SUPPLIED DATA:
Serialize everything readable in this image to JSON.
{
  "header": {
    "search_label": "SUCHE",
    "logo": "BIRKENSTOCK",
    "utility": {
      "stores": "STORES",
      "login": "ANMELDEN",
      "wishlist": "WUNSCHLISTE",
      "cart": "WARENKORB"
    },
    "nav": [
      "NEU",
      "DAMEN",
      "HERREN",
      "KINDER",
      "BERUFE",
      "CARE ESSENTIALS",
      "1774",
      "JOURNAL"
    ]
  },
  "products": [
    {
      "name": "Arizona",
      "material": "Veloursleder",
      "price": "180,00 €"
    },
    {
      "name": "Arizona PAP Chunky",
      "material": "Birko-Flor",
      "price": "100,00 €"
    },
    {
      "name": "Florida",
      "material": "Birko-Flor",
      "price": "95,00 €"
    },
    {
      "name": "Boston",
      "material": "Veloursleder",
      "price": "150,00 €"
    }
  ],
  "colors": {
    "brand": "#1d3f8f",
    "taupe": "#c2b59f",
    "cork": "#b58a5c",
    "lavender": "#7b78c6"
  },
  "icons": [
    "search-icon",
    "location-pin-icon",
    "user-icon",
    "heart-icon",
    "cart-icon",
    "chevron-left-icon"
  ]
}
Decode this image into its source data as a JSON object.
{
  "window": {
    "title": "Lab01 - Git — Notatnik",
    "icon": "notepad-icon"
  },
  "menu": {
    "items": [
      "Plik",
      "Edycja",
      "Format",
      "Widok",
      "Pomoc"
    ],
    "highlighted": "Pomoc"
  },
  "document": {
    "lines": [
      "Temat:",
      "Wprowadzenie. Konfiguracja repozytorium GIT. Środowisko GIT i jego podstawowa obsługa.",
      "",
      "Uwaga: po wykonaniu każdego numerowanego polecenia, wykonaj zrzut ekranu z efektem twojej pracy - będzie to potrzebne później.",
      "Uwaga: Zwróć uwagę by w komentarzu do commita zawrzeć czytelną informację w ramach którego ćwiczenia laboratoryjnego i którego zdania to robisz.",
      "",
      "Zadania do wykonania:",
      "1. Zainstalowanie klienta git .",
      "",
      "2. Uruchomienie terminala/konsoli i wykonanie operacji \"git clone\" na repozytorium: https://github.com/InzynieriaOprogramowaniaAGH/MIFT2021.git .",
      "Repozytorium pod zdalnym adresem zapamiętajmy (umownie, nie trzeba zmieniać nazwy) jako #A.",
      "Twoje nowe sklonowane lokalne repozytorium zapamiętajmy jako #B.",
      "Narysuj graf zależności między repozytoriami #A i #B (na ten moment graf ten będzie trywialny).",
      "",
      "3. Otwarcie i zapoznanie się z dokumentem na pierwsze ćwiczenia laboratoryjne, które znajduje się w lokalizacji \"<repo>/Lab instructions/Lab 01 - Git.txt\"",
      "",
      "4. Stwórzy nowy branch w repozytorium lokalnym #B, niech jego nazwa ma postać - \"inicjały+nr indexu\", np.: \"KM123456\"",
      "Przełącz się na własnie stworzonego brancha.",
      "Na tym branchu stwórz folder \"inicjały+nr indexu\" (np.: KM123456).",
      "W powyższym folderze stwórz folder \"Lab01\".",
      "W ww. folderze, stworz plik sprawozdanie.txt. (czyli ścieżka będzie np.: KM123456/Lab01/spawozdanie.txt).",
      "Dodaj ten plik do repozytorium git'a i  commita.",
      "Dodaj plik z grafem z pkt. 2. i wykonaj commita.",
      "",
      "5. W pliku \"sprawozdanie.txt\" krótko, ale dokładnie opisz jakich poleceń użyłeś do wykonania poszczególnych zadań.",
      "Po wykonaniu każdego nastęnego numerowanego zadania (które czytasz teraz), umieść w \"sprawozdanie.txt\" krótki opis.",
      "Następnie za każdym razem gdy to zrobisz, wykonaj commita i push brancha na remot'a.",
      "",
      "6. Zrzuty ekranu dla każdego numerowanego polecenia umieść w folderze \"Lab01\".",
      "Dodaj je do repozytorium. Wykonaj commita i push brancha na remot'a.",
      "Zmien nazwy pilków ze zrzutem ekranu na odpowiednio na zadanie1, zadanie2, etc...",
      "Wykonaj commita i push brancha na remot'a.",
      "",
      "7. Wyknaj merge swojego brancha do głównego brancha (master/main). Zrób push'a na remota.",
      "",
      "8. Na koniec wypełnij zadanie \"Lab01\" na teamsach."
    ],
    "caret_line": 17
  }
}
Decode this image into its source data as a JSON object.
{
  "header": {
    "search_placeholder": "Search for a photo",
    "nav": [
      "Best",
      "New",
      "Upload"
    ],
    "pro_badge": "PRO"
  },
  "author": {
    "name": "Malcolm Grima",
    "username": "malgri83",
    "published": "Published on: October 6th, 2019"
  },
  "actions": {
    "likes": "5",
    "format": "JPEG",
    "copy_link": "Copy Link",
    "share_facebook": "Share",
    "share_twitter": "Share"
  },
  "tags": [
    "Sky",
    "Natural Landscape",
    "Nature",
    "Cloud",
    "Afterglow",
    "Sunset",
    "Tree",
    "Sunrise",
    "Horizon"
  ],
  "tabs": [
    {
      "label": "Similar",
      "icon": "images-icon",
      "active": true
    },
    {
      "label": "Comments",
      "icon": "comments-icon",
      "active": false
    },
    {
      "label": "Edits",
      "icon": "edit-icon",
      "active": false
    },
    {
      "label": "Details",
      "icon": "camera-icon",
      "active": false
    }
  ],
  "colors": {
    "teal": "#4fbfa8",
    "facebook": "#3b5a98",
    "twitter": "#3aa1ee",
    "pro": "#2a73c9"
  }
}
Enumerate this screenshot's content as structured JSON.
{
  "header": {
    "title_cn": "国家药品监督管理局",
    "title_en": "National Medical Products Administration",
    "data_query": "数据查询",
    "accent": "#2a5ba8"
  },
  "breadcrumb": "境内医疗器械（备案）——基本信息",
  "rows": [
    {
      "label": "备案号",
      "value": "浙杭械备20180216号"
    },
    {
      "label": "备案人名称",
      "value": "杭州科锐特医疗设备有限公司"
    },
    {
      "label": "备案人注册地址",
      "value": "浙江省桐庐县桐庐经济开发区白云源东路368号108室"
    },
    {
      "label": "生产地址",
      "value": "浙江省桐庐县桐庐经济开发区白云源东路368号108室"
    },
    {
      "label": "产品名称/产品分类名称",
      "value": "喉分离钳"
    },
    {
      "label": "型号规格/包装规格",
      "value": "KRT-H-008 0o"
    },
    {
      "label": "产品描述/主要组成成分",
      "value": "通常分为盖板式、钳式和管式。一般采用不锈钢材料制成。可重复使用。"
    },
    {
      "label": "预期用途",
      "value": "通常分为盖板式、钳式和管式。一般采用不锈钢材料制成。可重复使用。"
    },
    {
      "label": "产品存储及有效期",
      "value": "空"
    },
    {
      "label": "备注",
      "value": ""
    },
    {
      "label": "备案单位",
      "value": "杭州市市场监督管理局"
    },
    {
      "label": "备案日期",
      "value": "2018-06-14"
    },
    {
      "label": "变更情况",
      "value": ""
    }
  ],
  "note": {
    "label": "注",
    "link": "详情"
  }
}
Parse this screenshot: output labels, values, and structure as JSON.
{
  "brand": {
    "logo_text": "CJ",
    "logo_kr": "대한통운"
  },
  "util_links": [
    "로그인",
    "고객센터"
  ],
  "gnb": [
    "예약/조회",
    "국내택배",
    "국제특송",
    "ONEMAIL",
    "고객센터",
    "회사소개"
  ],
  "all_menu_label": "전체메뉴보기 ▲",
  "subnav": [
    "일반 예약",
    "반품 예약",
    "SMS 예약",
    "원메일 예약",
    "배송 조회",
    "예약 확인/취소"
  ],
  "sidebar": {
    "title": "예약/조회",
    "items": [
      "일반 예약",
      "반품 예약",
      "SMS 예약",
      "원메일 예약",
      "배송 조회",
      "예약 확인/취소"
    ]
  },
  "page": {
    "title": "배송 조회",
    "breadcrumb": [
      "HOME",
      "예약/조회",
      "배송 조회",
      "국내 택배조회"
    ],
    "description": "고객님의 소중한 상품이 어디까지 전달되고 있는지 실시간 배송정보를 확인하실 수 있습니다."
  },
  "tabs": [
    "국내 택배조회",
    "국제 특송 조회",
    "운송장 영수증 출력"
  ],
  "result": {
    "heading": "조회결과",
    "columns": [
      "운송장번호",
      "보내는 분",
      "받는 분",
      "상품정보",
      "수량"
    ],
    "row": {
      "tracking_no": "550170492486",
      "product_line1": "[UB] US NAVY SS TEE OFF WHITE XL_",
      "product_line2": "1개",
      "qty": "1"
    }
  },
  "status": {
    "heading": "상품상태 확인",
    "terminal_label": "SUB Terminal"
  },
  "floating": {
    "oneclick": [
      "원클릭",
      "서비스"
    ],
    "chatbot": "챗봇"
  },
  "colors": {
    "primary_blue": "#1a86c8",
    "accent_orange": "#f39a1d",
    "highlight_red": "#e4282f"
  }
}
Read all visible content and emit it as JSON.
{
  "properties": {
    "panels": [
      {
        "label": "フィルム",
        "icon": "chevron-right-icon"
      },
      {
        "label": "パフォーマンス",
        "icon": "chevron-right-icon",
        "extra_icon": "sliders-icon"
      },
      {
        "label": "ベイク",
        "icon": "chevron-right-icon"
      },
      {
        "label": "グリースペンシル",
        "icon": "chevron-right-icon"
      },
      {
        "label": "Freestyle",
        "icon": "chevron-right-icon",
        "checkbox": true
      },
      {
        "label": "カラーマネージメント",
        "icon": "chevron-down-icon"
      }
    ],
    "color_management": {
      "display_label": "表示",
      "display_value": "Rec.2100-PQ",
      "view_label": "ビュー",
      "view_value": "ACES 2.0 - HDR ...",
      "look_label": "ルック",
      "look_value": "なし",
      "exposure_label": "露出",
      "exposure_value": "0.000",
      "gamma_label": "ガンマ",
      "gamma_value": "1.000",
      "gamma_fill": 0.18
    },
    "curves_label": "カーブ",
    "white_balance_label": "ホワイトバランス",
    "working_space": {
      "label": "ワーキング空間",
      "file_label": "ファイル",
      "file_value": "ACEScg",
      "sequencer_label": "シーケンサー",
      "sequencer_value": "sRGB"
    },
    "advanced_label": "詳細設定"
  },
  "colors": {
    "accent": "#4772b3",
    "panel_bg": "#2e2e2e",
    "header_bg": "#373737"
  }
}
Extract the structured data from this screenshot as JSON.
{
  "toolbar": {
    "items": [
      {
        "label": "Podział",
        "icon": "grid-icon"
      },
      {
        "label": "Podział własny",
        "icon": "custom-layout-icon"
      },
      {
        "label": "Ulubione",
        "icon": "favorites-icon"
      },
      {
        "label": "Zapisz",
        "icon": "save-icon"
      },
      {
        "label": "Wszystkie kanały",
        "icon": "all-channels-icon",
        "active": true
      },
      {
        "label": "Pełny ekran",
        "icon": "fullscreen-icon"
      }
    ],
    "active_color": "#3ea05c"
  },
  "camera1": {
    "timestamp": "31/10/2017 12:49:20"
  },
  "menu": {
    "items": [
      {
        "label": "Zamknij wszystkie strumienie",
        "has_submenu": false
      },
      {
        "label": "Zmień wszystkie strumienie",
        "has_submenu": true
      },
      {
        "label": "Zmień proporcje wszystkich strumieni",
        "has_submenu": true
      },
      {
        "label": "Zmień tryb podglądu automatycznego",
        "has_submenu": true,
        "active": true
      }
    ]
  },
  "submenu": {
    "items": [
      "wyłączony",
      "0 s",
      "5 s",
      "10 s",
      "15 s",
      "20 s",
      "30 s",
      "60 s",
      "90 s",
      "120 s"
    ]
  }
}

WRITTEN EXERCISE: The string "commita" may appear in lines of the listing above; tally those lines and give the number only.

REPLY TO THE TASK: 6